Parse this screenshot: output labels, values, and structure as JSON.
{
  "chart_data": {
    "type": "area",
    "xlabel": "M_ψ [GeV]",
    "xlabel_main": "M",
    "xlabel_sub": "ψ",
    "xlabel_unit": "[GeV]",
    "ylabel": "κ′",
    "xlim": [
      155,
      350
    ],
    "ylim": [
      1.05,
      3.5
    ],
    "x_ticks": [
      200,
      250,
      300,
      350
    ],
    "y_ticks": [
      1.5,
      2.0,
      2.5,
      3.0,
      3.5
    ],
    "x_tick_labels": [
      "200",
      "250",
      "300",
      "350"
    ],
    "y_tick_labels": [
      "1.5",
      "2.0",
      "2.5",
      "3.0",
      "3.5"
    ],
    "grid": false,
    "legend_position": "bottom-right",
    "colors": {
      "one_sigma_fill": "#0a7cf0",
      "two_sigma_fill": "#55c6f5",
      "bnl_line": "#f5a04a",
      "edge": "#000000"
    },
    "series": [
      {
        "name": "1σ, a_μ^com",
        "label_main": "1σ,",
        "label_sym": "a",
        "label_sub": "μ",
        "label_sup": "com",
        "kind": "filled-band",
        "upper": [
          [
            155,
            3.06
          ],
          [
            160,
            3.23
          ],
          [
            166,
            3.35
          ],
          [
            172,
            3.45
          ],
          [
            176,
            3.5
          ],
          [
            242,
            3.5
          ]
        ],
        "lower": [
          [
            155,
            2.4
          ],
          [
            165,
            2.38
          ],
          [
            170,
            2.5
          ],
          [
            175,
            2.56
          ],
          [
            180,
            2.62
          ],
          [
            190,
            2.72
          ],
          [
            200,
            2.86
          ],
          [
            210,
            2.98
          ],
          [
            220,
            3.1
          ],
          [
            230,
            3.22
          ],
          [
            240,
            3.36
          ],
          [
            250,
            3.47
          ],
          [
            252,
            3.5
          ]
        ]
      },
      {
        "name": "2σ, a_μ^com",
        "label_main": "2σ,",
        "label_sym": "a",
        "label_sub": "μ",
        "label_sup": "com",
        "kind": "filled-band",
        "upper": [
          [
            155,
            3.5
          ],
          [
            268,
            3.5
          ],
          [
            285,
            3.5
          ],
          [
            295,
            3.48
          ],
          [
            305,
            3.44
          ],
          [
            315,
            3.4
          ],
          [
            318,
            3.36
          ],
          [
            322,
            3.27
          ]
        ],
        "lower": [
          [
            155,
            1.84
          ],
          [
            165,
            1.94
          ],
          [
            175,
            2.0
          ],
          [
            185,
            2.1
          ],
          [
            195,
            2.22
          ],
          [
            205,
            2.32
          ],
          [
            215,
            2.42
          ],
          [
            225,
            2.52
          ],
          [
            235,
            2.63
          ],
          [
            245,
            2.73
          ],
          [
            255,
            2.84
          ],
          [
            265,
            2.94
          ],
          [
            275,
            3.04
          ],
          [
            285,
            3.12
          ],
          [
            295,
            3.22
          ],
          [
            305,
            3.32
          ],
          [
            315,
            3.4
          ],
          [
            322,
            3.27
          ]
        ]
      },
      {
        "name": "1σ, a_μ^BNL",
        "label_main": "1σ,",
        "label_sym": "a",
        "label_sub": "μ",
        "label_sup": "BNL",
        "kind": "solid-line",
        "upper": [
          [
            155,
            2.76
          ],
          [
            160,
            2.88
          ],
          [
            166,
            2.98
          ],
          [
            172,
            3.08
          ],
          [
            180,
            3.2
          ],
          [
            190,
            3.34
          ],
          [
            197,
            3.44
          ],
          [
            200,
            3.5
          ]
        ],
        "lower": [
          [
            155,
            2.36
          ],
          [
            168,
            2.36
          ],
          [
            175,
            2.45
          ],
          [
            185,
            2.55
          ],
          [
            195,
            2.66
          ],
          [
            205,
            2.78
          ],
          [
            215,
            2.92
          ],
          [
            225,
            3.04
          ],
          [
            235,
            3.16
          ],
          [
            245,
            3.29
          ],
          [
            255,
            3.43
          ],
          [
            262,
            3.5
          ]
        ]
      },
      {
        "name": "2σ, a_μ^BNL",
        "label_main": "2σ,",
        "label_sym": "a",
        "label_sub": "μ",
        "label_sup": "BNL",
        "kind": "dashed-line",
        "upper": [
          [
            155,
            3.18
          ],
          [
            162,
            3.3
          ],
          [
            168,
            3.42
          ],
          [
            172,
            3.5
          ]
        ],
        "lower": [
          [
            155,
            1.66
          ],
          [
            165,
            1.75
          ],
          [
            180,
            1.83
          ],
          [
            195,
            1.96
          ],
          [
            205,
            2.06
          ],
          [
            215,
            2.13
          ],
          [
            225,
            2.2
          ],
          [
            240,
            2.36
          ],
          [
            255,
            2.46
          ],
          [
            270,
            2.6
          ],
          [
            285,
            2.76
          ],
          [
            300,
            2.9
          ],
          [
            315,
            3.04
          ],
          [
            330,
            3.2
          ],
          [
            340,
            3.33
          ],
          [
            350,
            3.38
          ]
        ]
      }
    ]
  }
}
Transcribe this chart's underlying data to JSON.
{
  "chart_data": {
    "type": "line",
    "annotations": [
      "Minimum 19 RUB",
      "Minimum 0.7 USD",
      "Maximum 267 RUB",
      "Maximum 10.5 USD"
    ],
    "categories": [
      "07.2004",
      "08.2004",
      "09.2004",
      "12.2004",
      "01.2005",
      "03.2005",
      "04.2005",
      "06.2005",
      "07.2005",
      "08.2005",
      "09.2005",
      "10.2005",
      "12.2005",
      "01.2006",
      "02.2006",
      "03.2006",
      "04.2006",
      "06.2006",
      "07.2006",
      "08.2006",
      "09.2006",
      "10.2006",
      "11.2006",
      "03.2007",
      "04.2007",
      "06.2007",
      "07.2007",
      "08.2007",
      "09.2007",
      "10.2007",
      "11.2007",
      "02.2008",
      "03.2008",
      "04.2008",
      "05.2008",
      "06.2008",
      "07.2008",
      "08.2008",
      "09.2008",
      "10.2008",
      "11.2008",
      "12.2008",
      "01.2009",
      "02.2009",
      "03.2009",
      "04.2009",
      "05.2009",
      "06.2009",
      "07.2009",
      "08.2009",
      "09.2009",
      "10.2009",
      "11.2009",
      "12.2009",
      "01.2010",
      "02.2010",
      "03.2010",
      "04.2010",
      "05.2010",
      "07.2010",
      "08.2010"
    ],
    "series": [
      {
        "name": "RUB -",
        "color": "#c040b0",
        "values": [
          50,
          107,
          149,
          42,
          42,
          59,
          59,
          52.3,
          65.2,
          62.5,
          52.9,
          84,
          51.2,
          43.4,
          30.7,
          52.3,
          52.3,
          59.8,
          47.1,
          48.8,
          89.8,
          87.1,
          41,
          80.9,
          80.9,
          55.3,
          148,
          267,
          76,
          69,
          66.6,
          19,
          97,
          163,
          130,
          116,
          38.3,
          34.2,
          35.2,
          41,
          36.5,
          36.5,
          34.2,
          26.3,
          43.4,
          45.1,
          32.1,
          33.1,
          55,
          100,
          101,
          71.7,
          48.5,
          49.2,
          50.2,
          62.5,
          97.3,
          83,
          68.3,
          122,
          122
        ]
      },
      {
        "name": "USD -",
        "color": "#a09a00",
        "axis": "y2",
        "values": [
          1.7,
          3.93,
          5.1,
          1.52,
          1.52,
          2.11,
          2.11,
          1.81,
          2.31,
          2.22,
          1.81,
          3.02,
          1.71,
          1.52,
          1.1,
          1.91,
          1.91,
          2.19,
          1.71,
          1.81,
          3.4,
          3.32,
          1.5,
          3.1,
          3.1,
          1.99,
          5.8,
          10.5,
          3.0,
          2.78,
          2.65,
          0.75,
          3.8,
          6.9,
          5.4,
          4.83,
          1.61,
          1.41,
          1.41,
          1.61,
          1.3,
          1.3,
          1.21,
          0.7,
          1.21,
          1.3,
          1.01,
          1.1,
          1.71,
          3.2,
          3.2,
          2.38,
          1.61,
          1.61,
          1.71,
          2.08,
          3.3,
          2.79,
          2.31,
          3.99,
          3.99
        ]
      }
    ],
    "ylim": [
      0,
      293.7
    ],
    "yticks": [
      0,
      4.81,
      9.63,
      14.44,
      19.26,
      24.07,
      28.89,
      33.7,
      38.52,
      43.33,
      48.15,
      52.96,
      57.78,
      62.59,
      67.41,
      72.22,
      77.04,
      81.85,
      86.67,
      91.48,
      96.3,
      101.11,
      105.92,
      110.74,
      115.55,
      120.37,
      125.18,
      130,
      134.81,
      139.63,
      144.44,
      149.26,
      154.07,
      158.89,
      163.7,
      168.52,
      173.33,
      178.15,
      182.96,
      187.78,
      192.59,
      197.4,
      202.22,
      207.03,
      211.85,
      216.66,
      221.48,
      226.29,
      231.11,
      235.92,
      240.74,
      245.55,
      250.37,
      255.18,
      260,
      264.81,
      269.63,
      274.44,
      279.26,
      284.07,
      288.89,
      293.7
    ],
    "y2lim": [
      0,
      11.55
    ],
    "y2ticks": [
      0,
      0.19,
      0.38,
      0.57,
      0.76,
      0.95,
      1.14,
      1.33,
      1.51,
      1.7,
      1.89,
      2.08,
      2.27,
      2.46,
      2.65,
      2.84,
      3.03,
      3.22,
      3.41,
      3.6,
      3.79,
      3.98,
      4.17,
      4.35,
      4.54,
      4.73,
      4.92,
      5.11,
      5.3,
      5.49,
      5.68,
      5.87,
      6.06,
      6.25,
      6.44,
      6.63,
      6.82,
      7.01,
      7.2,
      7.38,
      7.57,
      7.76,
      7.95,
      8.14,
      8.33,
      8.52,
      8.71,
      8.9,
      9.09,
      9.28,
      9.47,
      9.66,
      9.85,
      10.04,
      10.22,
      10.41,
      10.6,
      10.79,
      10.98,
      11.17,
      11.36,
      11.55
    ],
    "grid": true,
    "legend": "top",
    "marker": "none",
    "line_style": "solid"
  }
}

Brief: Locate the word "kind" in the data above. Copy every line carrying it.

Full answer:
        "kind": "filled-band",
        "kind": "filled-band",
        "kind": "solid-line",
        "kind": "dashed-line",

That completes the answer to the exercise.